*SOURCE RECORDS*.
##########
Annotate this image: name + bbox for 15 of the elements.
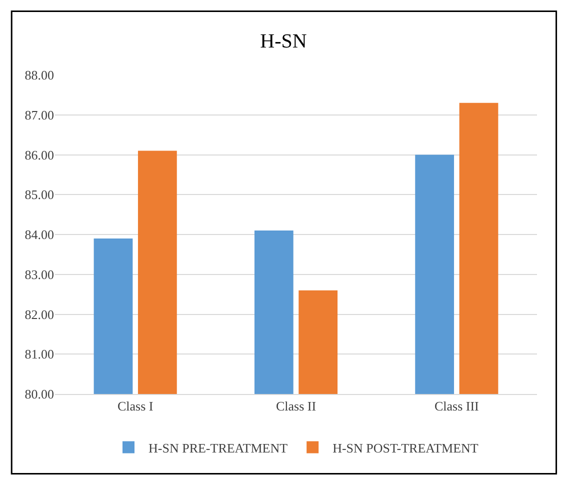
##########
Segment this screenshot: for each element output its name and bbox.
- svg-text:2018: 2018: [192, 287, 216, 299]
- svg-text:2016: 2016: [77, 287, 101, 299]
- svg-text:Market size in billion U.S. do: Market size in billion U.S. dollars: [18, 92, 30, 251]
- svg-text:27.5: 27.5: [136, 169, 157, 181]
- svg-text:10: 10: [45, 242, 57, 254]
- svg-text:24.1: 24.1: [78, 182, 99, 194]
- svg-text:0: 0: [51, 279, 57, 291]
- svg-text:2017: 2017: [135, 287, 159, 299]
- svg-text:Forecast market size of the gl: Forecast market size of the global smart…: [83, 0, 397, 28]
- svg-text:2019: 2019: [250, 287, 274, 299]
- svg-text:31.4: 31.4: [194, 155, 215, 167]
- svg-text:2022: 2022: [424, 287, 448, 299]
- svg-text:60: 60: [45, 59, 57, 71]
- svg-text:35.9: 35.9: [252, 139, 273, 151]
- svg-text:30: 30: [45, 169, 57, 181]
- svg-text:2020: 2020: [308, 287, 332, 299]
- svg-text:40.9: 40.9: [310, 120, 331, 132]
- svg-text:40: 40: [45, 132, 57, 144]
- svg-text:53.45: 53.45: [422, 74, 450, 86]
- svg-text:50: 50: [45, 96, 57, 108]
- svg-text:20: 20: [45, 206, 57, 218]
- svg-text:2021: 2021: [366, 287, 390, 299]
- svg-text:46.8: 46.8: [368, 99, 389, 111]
##########
*EXERCISE TASK*.
Swap "bbox" for "bounding box" in the material from the line containing "Segment this screenshot: for" through the line containing "- svg-text:30: 30: [45, 169, 57, 181]". Return only those lines, with nothing else changed.

*ANSWER TO THIS TASK*.
Segment this screenshot: for each element output its name and bounding box.
- svg-text:2018: 2018: [192, 287, 216, 299]
- svg-text:2016: 2016: [77, 287, 101, 299]
- svg-text:Market size in billion U.S. do: Market size in billion U.S. dollars: [18, 92, 30, 251]
- svg-text:27.5: 27.5: [136, 169, 157, 181]
- svg-text:10: 10: [45, 242, 57, 254]
- svg-text:24.1: 24.1: [78, 182, 99, 194]
- svg-text:0: 0: [51, 279, 57, 291]
- svg-text:2017: 2017: [135, 287, 159, 299]
- svg-text:Forecast market size of the gl: Forecast market size of the global smart…: [83, 0, 397, 28]
- svg-text:2019: 2019: [250, 287, 274, 299]
- svg-text:31.4: 31.4: [194, 155, 215, 167]
- svg-text:2022: 2022: [424, 287, 448, 299]
- svg-text:60: 60: [45, 59, 57, 71]
- svg-text:35.9: 35.9: [252, 139, 273, 151]
- svg-text:30: 30: [45, 169, 57, 181]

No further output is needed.